Collection entries
────────────────────

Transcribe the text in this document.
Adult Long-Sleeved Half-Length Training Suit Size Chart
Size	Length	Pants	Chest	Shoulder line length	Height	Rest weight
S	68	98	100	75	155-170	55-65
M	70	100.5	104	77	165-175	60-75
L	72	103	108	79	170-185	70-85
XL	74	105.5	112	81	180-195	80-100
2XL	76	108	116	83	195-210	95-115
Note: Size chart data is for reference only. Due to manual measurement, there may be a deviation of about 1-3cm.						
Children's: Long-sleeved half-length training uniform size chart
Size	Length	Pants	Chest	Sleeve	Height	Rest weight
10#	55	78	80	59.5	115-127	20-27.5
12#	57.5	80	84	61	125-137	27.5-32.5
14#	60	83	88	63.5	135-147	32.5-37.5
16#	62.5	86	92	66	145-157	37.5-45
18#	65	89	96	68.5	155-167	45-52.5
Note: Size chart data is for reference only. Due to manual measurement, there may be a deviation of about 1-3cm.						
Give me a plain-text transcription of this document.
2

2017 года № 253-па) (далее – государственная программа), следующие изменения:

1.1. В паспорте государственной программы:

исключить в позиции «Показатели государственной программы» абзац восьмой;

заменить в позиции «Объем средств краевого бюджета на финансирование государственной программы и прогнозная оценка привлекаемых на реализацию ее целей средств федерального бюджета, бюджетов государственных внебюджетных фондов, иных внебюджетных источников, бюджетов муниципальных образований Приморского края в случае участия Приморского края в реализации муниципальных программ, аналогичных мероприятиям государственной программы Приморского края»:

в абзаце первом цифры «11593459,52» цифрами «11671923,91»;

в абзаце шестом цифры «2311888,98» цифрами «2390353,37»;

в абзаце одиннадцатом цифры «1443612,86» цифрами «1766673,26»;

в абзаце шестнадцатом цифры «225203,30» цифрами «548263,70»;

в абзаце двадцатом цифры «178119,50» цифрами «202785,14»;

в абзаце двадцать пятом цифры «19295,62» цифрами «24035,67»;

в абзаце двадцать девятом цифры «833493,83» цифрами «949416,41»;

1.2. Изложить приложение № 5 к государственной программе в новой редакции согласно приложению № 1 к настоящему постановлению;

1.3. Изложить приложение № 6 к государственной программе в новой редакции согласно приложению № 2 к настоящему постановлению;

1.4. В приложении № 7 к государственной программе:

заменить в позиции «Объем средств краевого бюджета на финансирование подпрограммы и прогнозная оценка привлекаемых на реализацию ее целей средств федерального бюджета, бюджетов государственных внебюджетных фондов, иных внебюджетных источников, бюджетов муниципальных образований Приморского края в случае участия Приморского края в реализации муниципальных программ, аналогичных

────────────────────

**Instructions to follow**
Go through the listing above and list every line that has the word "Изложить".

**Task output**
1.2. Изложить приложение № 5 к государственной программе в новой редакции согласно приложению № 1 к настоящему постановлению;
1.3. Изложить приложение № 6 к государственной программе в новой редакции согласно приложению № 2 к настоящему постановлению;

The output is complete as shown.